• TASK LIST:
1. Write out everything in the forum thread about the daughter's controlling relationship from "Because of her" down to "tells you to do.".
2. How might the forum thread about the daughter's controlling relationship go on? Write what comes next, starting right after its final sentence.

===== DOCUMENT EXTRACT =====

Hello WW :) I wrote about my 20 year old daughter last month, who is in a controlling relationship with a BF. Since I established a boundary of how I wanted to be treated, she hadn't been in contact. However, last night she called, crying and saying she was sorry for not having kept in touch with me. I said it was okay, since it really was (I have been enjoying the equilibrium of loving detachment). She told me she was driving him back home to his mom's house, a four hour round trip, and wanted to stop by our house to talk with me after she dropped him off (we live in the same metro area as BF's mom). I said that I had to work till 9, so she decided against stopping by, as she had to work early this morning, and apparently preferred talking to me about her problems and not her dad. I suggested she could call me after I was off work, but hoped she wouldn't since I have a hard time sleeping after she sobs and shares her BF troubles with me.
Well, she didn't call me last night, and I slept well. So my question is, should I check in with her today by phone or text? I am feeling that I don't want to get in the way of her learning. Plus, I know her issues with him will be nothing I haven't heard already. Should I just wait and see if she calls me? I know chances are good she will get back together with him again. It feels funny not to reach out, but again I want her to initiate this if she wants. Plus I feel she gets closer to me after fighting with him, and then forgets about me when everything is fine with him, while continuing to spend her time with BF's large extended family. Who needs that?
Thanks for any advice you can offer!
Upon reading your dilemma, and it was me in your shoes, I would not reach out to her.
Because of her young age and the situation she's in, sounds like she has some maturing to do.
I discovered, the hard way, that parents can impede that process when they continue to rescue them -- including giving simple advice.
My AC never took our advice; if we said the weather was hot, she said it was cold.
Our guidance landed on deaf ears and her chaotic broken life is in full force at forty two years old.
IMO, this has to be 'your' decision, and not what someone else tells you to do.
But from your post, it sounds like you're understanding the wisdom of detaching with love. That benefits not only her, but your health as well. The hard part is to not feel guilty about letting go.
In my case, I only regret allowing her drama to affect my life way too long. It just about did me in.
But much better now.
I do realize it's harder to separate from AC when they are young, but it's got to happen at some point ...
It's been said many times on this forum: turn your mind, energy, time, resources elsewhere for time being. Enjoy your life, yes, w/o AC.

===== RECORD EXTRACTS =====

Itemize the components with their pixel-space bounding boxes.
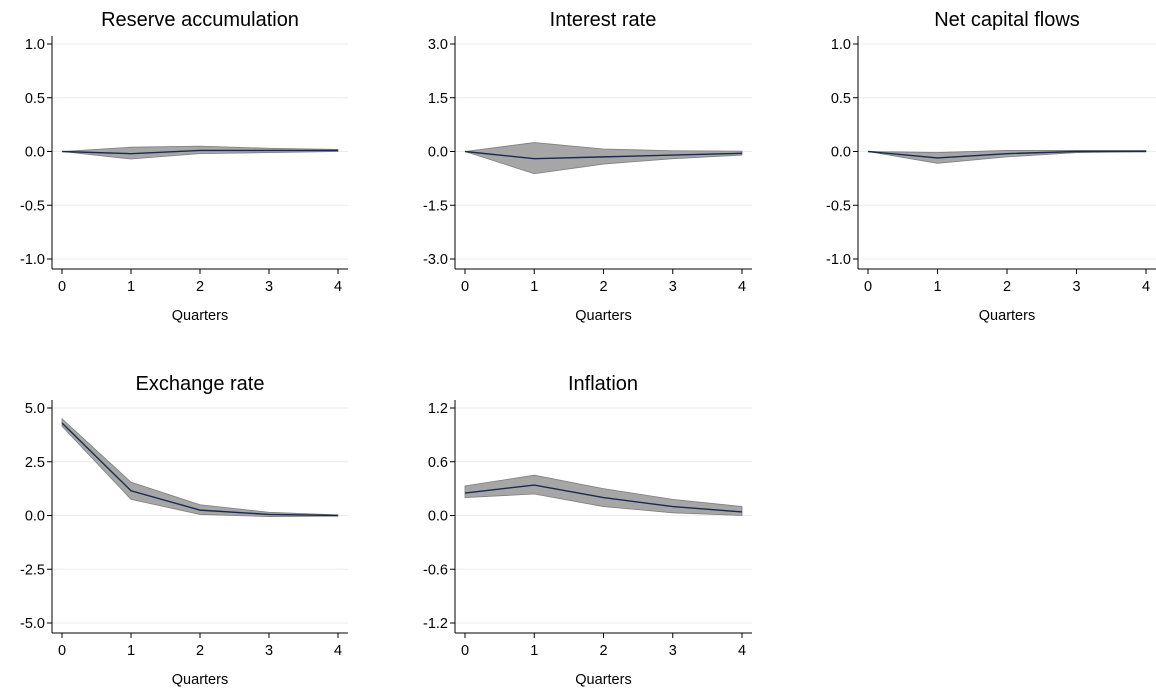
y-tick-label: 2.5: [25, 455, 45, 471]
y-tick-label: 0.0: [428, 145, 448, 161]
x-tick-label: 1: [933, 279, 941, 295]
x-tick-label: 1: [127, 643, 135, 659]
chart-title: Reserve accumulation: [101, 9, 299, 31]
estimate-line: [867, 150, 1146, 159]
y-tick-label: 0.0: [25, 509, 45, 525]
x-tick-label: 3: [1072, 279, 1080, 295]
y-tick-label: -1.0: [826, 252, 851, 268]
confidence-band: [867, 150, 1147, 164]
y-tick-label: 3.0: [428, 37, 448, 53]
y-tick-label: 1.0: [831, 37, 851, 53]
confidence-band: [464, 142, 743, 175]
x-tick-label: 1: [127, 279, 135, 295]
y-tick-label: 0.5: [25, 91, 45, 107]
y-tick-label: -2.5: [20, 562, 45, 578]
y-tick-label: -1.2: [423, 616, 448, 632]
y-tick-label: -5.0: [20, 616, 45, 632]
y-tick-label: 0.5: [831, 91, 851, 107]
y-tick-label: 5.0: [25, 401, 45, 417]
estimate-line: [464, 150, 743, 160]
y-tick-label: 0.6: [428, 455, 448, 471]
y-tick-label: -0.5: [20, 198, 45, 214]
x-tick-label: 0: [461, 643, 469, 659]
y-tick-label: -1.0: [20, 252, 45, 268]
x-axis-label: Quarters: [575, 308, 631, 324]
confidence-band: [464, 474, 743, 516]
x-tick-label: 0: [58, 643, 66, 659]
x-tick-label: 4: [334, 279, 342, 295]
y-tick-label: 1.2: [428, 401, 448, 417]
x-tick-label: 1: [530, 643, 538, 659]
x-tick-label: 2: [1003, 279, 1011, 295]
x-tick-label: 2: [196, 279, 204, 295]
x-axis-label: Quarters: [172, 308, 228, 324]
x-tick-label: 0: [58, 279, 66, 295]
x-tick-label: 2: [599, 279, 607, 295]
x-tick-label: 4: [1142, 279, 1150, 295]
y-tick-label: -3.0: [423, 252, 448, 268]
x-axis-label: Quarters: [979, 308, 1035, 324]
chart-title: Inflation: [568, 373, 638, 395]
estimate-line: [464, 484, 743, 513]
y-tick-label: 0.0: [831, 145, 851, 161]
x-tick-label: 4: [738, 643, 746, 659]
chart-title: Exchange rate: [136, 373, 265, 395]
confidence-band: [61, 417, 339, 517]
chart-panel-3: 1.0 0.5 0.0 -0.5 -1.0 0 1 2 3 4 Net capital flows Q…: [826, 9, 1156, 324]
x-tick-label: 4: [334, 643, 342, 659]
y-tick-label: 0.0: [428, 509, 448, 525]
x-tick-label: 1: [530, 279, 538, 295]
x-tick-label: 3: [669, 643, 677, 659]
x-axis-label: Quarters: [172, 672, 228, 688]
y-tick-label: -0.5: [826, 198, 851, 214]
y-tick-label: 1.0: [25, 37, 45, 53]
x-tick-label: 2: [599, 643, 607, 659]
x-tick-label: 0: [864, 279, 872, 295]
chart-title: Interest rate: [550, 9, 657, 31]
y-tick-label: -0.6: [423, 562, 448, 578]
x-tick-label: 4: [738, 279, 746, 295]
chart-panel-5: 1.2 0.6 0.0 -0.6 -1.2 0 1 2 3 4 Inflation Quarters: [423, 373, 752, 688]
x-axis-label: Quarters: [575, 672, 631, 688]
x-tick-label: 2: [196, 643, 204, 659]
chart-title: Net capital flows: [934, 9, 1080, 31]
y-tick-label: -1.5: [423, 198, 448, 214]
y-tick-label: 1.5: [428, 91, 448, 107]
chart-panel-4: 5.0 2.5 0.0 -2.5 -5.0 0 1 2 3 4 Exchange rate Quart…: [20, 373, 348, 688]
chart-panel-2: 3.0 1.5 0.0 -1.5 -3.0 0 1 2 3 4 Interest rate Quart…: [423, 9, 752, 324]
x-tick-label: 3: [265, 279, 273, 295]
y-tick-label: 0.0: [25, 145, 45, 161]
x-tick-label: 3: [265, 643, 273, 659]
x-tick-label: 3: [669, 279, 677, 295]
chart-panel-1: 1.0 0.5 0.0 -0.5 -1.0 0 1 2 3 4 Reserve accumulati…: [20, 9, 348, 324]
x-tick-label: 0: [461, 279, 469, 295]
estimate-line: [61, 422, 339, 517]
estimate-line: [61, 149, 338, 155]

=====

• ANSWER SET:
1.
Because of her young age and the situation she's in, sounds like she has some maturing to do.
I discovered, the hard way, that parents can impede that process when they continue to rescue them -- including giving simple advice.
My AC never took our advice; if we said the weather was hot, she said it was cold.
Our guidance landed on deaf ears and her chaotic broken life is in full force at forty two years old.
IMO, this has to be 'your' decision, and not what someone else tells you to do.

2.
Hugs to you, I know it's hard, but so worth it.
I bet she got talked out of dropping him off during that 4 hour trip! I would not call as it will only remind her that she let you know what was happening and she will be angry at herself and take it out on you. Forget about the call and never bring it up. If she wants to talk to you about it she will bring it up.
I had to make myself believe "No news is good news" and I constantly have to remind myself of that fact. They share what they want with me and I never ask any questions....well, almost never! LOL
I agree...she has lessons to learn and apparently needs a lot of room to make mistakes in the process. I would shift my focus. If she asked, I'd let her know that's what works best for me.
I agree with the others. Anything on your end that can be misinterpreted as prying or pushing will not go well for you.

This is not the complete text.